With the FIFA World Cup kicking off June 11 across the US, Canada, and Mexico, the FBI and researchers at Group-IB and Fortinet warn that a large fraud operation is already running. Group-IB tracked more than 4,300 fake FIFA websites and a Chinese-speaking crew, GHOST STADIUM, that cloned the official site pixel-for-pixel, fake login and all, across 300-plus domains. Scams include bogus ticket, merchandise, and hospitality sites, fake streaming apps that hide banking malware, and betting sites that harvest passport scans for identity theft. With tickets scarce and 150 million requests filed, scammers are exploiting fans' urgency to steal logins, money, and personal data.
Permiso Security has disclosed ChatGPhish, a vulnerability in OpenAI ChatGPT that abuses the assistant's implicit trust in Markdown links and images sourced from third-party pages it has just summarized. The chatgpt.com response renderer auto-fetches those images and surfaces the links as live clickable elements inside the trusted assistant UI. An attacker who appends a small payload to any web page a victim later asks ChatGPT to summarize can leak the victim's IP, User-Agent, and Referer via attacker-hosted images, render fake system-style security alerts, plant malicious clickable links, and serve a QR code from an S3 bucket to bypass desktop URL filters via the victim's phone.
Security researchers are warning of a phishing campaign that impersonates Signal Support over text message to steal users' backup recovery keys, specifically targeting journalists and activists. Once an attacker obtains the recovery key, they can decrypt the victim's entire message-history backup. The campaign relies purely on social engineering - there is no flaw in Signal's cryptography - tricking targets into handing over the secret that protects their encrypted backups. The targeting of journalists and activists points to surveillance-motivated actors rather than financially-driven crime. Signal users should treat any unsolicited 'Support' contact requesting recovery keys or codes as hostile, since Signal never asks for them.

-- Prompt 1 --
Rewrite the security news roundup from "Permiso Security has" to "the victim's phone.", putting "flaw" in place of "vulnerability".
-- Prompt 2 --
Continue the security news roundup from its final sentence onward.

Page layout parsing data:
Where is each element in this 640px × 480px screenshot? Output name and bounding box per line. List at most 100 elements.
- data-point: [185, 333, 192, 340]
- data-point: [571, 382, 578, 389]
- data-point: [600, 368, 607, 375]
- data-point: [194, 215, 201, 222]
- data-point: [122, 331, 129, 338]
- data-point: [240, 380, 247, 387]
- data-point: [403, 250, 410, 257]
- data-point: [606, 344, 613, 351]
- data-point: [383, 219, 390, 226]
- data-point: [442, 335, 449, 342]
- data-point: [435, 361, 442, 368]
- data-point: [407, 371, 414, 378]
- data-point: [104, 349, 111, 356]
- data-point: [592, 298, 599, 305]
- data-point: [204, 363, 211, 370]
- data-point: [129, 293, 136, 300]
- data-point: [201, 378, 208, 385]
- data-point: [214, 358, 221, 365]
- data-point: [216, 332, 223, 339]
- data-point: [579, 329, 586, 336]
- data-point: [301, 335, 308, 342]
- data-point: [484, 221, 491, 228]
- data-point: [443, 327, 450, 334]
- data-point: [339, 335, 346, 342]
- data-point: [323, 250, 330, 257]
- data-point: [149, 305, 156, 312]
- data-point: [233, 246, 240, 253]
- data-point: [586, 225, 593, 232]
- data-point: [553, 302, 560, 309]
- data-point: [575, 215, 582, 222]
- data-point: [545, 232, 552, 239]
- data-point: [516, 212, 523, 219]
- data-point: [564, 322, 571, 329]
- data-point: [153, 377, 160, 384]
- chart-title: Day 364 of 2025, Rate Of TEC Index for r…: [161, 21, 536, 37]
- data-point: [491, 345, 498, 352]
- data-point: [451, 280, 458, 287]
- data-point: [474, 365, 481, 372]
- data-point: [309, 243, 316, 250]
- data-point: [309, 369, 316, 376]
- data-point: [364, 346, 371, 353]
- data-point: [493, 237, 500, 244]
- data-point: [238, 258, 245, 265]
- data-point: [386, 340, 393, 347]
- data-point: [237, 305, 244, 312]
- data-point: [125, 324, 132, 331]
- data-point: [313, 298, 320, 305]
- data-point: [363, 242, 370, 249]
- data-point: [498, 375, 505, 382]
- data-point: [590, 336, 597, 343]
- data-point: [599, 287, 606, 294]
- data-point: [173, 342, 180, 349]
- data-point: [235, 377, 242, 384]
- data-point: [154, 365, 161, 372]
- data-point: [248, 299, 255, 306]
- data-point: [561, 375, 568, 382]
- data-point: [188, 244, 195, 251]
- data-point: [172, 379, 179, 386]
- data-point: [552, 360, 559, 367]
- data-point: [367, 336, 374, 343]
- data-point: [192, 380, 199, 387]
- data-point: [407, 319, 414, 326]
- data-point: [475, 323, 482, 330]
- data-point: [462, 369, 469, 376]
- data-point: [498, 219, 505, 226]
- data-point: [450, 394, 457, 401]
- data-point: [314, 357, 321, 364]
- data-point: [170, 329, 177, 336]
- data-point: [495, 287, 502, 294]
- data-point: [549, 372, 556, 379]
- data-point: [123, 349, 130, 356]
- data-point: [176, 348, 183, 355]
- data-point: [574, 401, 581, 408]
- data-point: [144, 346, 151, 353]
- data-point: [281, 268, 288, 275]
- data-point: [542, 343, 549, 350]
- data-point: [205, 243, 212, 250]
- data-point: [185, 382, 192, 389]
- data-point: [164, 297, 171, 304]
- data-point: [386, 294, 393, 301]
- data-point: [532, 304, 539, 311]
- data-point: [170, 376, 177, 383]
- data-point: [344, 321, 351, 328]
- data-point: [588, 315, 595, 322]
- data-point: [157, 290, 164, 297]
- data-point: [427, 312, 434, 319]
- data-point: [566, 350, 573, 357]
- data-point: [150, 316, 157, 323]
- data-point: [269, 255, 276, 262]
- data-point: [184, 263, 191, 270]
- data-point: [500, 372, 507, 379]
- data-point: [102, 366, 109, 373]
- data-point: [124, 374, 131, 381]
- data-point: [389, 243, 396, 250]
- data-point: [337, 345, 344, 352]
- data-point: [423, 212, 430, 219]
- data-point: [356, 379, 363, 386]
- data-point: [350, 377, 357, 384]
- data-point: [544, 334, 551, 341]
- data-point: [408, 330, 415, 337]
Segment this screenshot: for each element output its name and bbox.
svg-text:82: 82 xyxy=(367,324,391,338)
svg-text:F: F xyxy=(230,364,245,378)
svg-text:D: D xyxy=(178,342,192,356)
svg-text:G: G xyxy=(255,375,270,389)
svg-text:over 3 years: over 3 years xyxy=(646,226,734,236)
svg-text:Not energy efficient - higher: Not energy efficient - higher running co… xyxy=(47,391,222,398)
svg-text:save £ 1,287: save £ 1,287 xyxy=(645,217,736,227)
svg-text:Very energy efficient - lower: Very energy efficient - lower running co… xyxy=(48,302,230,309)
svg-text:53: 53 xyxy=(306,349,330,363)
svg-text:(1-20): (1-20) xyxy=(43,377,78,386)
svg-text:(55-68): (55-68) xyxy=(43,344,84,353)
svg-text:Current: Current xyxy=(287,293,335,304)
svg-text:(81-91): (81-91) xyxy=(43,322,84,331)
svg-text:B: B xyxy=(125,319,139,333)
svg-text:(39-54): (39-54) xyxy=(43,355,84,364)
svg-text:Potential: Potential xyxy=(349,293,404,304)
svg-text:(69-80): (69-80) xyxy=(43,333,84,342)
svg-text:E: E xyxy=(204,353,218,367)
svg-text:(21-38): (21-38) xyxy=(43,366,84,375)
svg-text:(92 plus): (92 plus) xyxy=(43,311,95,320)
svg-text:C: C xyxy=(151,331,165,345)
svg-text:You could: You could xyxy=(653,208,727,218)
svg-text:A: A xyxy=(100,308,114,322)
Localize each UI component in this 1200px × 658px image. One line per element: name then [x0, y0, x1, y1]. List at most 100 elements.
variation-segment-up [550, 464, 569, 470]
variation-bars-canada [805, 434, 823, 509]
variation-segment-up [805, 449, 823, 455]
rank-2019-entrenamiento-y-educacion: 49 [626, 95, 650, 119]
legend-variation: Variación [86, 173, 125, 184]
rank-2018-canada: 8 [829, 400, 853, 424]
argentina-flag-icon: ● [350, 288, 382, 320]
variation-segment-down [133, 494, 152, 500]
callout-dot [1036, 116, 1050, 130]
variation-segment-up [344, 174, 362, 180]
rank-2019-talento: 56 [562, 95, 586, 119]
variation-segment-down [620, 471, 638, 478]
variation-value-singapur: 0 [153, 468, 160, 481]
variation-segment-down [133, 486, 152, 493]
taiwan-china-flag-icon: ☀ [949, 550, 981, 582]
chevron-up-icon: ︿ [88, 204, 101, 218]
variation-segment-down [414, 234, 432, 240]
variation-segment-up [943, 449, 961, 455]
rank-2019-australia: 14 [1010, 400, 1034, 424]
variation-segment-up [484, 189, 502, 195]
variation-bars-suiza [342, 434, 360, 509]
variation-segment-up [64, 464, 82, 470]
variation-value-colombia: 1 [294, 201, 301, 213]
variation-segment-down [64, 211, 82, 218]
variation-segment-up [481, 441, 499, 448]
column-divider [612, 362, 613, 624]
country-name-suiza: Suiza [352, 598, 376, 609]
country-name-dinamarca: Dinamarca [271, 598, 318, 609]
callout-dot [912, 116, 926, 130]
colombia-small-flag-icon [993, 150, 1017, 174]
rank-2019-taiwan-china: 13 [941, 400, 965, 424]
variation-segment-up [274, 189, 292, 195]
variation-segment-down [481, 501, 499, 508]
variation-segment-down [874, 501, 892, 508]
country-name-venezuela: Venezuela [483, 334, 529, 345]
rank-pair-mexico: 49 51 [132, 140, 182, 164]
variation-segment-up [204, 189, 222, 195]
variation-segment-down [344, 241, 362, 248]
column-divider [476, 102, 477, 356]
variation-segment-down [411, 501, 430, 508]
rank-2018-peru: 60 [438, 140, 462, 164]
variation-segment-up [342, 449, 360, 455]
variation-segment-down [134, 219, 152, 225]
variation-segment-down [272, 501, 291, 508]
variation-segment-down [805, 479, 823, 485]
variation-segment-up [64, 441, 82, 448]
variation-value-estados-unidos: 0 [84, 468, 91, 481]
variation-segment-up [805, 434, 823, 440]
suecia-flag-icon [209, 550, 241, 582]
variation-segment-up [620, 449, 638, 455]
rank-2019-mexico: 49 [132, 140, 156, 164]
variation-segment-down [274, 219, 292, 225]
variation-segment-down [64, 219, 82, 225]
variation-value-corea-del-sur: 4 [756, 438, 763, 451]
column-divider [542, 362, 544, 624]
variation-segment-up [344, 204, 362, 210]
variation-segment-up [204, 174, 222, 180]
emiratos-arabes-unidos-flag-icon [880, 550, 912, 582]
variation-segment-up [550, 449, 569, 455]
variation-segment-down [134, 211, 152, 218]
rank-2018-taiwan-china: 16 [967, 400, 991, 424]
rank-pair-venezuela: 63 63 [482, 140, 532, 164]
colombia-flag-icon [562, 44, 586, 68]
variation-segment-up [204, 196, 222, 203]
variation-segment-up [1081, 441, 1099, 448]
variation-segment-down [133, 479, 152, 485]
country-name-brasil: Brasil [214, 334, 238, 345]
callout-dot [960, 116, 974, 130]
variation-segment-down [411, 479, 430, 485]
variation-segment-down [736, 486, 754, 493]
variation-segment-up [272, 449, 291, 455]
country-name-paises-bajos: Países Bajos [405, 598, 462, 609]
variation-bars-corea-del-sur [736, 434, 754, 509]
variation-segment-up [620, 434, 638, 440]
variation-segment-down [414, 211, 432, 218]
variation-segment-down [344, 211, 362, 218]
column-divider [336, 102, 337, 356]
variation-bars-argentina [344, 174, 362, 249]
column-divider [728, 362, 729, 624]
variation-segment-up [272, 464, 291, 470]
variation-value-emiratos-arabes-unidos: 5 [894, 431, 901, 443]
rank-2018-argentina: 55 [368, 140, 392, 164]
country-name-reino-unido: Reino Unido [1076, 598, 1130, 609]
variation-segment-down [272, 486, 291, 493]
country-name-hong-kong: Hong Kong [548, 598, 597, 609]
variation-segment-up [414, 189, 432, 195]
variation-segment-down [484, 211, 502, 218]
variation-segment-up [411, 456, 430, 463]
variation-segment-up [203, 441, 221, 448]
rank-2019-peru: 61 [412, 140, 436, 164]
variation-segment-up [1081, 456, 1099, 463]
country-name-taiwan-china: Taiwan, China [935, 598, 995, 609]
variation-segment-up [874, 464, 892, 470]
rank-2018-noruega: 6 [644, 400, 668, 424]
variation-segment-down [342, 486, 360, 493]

-- Expected output 1 --
Permiso Security has disclosed ChatGPhish, a flaw in OpenAI ChatGPT that abuses the assistant's implicit trust in Markdown links and images sourced from third-party pages it has just summarized. The chatgpt.com response renderer auto-fetches those images and surfaces the links as live clickable elements inside the trusted assistant UI. An attacker who appends a small payload to any web page a victim later asks ChatGPT to summarize can leak the victim's IP, User-Agent, and Referer via attacker-hosted images, render fake system-style security alerts, plant malicious clickable links, and serve a QR code from an S3 bucket to bypass desktop URL filters via the victim's phone.

-- Expected output 2 --
The FBI has issued a public service announcement warning of hundreds of fake FIFA-themed phishing and fraud sites ahead of the 2026 World Cup running June 11 to July 19 in the US, Canada, and Mexico. Domains include fiffa[.]com and alternative TLDs (.org, .xyz, .live, .sale) plus fake employment portals like jobs-fifa[.]com and fifa-hiring[.]com. The fraudulent sites collect names, addresses, phone numbers, and banking/payment details; the data is used for fake-ticket sales, hospitality-package scams, identity theft, and fraudulent account creation. Group-IB and Bitdefender confirmed parallel malvertising via Google Search, Facebook, Telegram, and WhatsApp, with one major operation attributed to a Chinese-speaking gang.
INTERPOL says a coordinated operation called Ramz, run across 13 Middle East and North Africa countries, has produced 201 arrests, seized 53 servers, and identified 3,867 victims. Algerian authorities took down a phishing-as-a-service operation; Moroccan officials seized hard drives loaded with banking data and phishing kits; and Jordanian police uncovered 15 people running a fraudulent trading platform who turned out to be trafficking victims forced into the work. Group-IB and Team Cymru contributed intelligence on over 5,000 compromised accounts, including some tied to government systems. Participating countries included Algeria, Bahrain, Egypt, Iraq, Jordan, Lebanon, Libya, Morocco, Oman, Palestine, Qatar, Tunisia, and the UAE.